WHAT IS EXPECTED
Run through the records and show each line that includes the string "Kindheit".

DATA SUPPLIED

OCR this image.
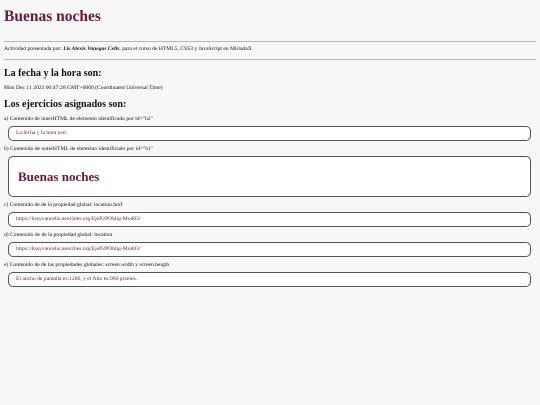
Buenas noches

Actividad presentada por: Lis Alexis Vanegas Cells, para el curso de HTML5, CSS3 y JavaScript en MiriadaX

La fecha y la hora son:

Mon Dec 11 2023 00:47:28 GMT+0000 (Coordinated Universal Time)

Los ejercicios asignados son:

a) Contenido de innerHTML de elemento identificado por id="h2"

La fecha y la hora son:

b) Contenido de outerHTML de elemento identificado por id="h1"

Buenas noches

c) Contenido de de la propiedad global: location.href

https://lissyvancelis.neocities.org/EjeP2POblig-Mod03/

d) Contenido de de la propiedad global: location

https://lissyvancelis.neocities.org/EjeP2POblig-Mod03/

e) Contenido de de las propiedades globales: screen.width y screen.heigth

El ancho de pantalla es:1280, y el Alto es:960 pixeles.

...

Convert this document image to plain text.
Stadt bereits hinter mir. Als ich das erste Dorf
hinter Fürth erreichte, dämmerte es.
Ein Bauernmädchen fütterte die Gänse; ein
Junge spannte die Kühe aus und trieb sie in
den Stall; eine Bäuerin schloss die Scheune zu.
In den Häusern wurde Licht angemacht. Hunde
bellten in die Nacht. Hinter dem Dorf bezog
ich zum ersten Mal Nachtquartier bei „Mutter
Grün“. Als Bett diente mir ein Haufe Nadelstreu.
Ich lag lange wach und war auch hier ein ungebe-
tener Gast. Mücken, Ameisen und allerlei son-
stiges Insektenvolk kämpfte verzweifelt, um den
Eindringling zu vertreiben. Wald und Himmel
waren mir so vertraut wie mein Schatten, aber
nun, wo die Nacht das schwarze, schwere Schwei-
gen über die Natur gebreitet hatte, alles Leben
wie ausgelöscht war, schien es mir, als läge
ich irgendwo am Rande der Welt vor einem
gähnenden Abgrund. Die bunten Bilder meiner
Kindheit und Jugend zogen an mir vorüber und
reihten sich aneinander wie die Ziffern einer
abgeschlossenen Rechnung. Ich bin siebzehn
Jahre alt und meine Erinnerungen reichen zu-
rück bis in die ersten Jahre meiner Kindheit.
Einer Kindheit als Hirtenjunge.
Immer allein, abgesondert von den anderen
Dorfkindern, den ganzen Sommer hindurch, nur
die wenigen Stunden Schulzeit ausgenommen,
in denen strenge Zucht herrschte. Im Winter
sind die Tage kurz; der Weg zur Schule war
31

ANSWER BOX
Kindheit und Jugend zogen an mir vorüber und
rück bis in die ersten Jahre meiner Kindheit.
Einer Kindheit als Hirtenjunge.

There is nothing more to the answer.